* _Problem requirements_
Would you quote the material below in full and unchanged?

Stored dataset items
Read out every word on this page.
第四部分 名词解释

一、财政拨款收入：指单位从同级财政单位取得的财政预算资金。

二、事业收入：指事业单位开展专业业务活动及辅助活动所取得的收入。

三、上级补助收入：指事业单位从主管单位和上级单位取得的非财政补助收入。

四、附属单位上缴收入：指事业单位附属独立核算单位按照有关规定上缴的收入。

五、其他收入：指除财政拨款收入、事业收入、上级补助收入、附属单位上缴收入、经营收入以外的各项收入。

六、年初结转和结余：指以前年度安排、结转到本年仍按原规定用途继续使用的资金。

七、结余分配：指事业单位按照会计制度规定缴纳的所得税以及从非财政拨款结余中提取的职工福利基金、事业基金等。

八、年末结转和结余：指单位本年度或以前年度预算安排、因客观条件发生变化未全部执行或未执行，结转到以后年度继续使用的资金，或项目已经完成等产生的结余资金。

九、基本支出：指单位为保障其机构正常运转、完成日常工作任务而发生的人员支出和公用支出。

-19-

* _Result for this exercise_
Read out every word on this page.
第四部分 名词解释

一、财政拨款收入：指单位从同级财政单位取得的财政预算资金。

二、事业收入：指事业单位开展专业业务活动及辅助活动所取得的收入。

三、上级补助收入：指事业单位从主管单位和上级单位取得的非财政补助收入。

四、附属单位上缴收入：指事业单位附属独立核算单位按照有关规定上缴的收入。

五、其他收入：指除财政拨款收入、事业收入、上级补助收入、附属单位上缴收入、经营收入以外的各项收入。

六、年初结转和结余：指以前年度安排、结转到本年仍按原规定用途继续使用的资金。

七、结余分配：指事业单位按照会计制度规定缴纳的所得税以及从非财政拨款结余中提取的职工福利基金、事业基金等。

八、年末结转和结余：指单位本年度或以前年度预算安排、因客观条件发生变化未全部执行或未执行，结转到以后年度继续使用的资金，或项目已经完成等产生的结余资金。

九、基本支出：指单位为保障其机构正常运转、完成日常工作任务而发生的人员支出和公用支出。

-19-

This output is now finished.